#### Documento de origem:
☆ ☆ ☆ ☆ ☆ ☆ ☆

Zema quer se entender com Lula

Destaque, Todos os posts, Últimas notícias

Foto: Silvia Zamboni/Valor

O governador reeleito de Minas Gerais, Romeu Zema (Novo), mudou o tom em relação ao governo do presidente eleito Luiz Inácio Lula da Silva (PT). Durante o segundo turno das eleições, o governador apoiou a campanha do presidente Jair Bolsonaro (PL) e fez duras críticas em relação ao PT. Zema afirmou em diferentes ocasiões que todo mineiro deveria ser “PTfóbico” e que o governo petista gera “tragédia e caos”.

Passada a eleição, o interesse é estabelecer uma relação “republicana, boa, transparente” com o governo Lula. “Não vou ficar atacando, mandando pedra, que não é o meu estilo”, disse o governador.

Reeleito em primeiro turno com 56% dos votos válidos em Minas Gerais, Zema é considerado um dos nomes da direita para concorrer à Presidência da República em 2026, caso faça uma boa gestão. Para seu segundo mandato, o governador buscou alianças com outros partidos para garantir maioria na Assembleia Legislativa, condição necessária para aprovação de projetos, como as privatizações e o Regime de Recuperação Fiscal.

Sobre seu futuro na política, Zema desconversa. “Eu não tenho bola de cristal, vamos ter que conversar sobre isso daqui há três anos, aproximadamente”, disse.

A seguir os principais pontos da entrevista ao Valor:

Valor: Após fazer muitas críticas ao PT no segundo turno das eleições, que tipo de relação o senhor espera ter com o governo Lula a partir de 2023?

Romeu Zema: Vai ser uma relação republicana, boa, transparente. A não ser que eles não queiram. Não vou ficar atacando, mandando pedra, que não é o meu estilo. Mas nós vamos também reclamar. Qualquer coisa indevida, que venha a prejudicar Minas Gerais, não vamos concordar de forma nenhuma.

☆ ☆ ☆ ☆ ☆ ☆ ☆

#### Dados registrados:
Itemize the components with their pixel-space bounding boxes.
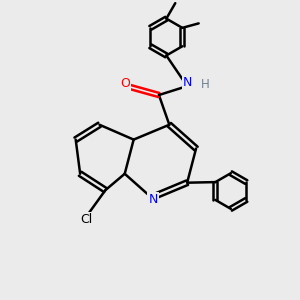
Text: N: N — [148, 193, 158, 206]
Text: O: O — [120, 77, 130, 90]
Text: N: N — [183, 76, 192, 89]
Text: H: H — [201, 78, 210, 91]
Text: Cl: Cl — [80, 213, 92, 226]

☆ ☆ ☆ ☆ ☆ ☆ ☆

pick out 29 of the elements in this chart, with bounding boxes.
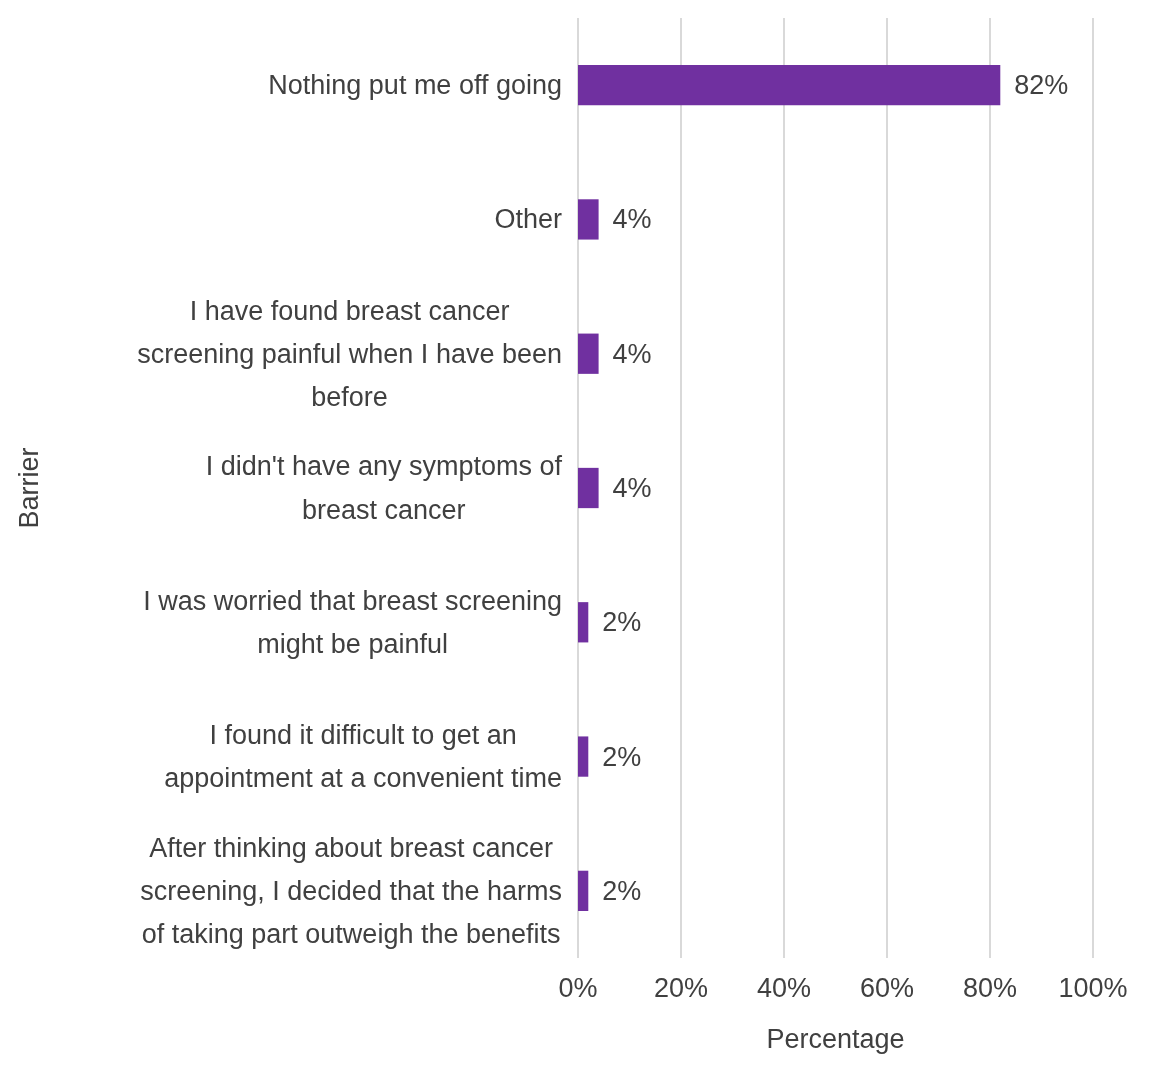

☆ ☆ ☆ ☆ ☆ ☆ ☆

#### Tarefas a realizar:
(1) Transcreva literalmente, da reportagem sobre Romeu Zema, tudo desde "A seguir os" até "partir de 2023?".
(2) Com base na reportagem sobre Romeu Zema, responda:
(a) Com qual percentual dos votos válidos Zema foi reeleito em Minas Gerais?
(b) Qual campanha o governador apoiou durante o segundo turno das eleições?
(c) Daqui a quanto tempo, segundo Zema, será preciso conversar sobre seu futuro na política?
As linhas não são necessárias para resolver o que se pede.

#### Respostas por tarefa:
(1)
A seguir os principais pontos da entrevista ao Valor:

Valor: Após fazer muitas críticas ao PT no segundo turno das eleições, que tipo de relação o senhor espera ter com o governo Lula a partir de 2023?

(2)
(a) Com 56% dos votos válidos.
(b) A campanha do presidente Jair Bolsonaro (PL).
(c) Daqui a aproximadamente três anos.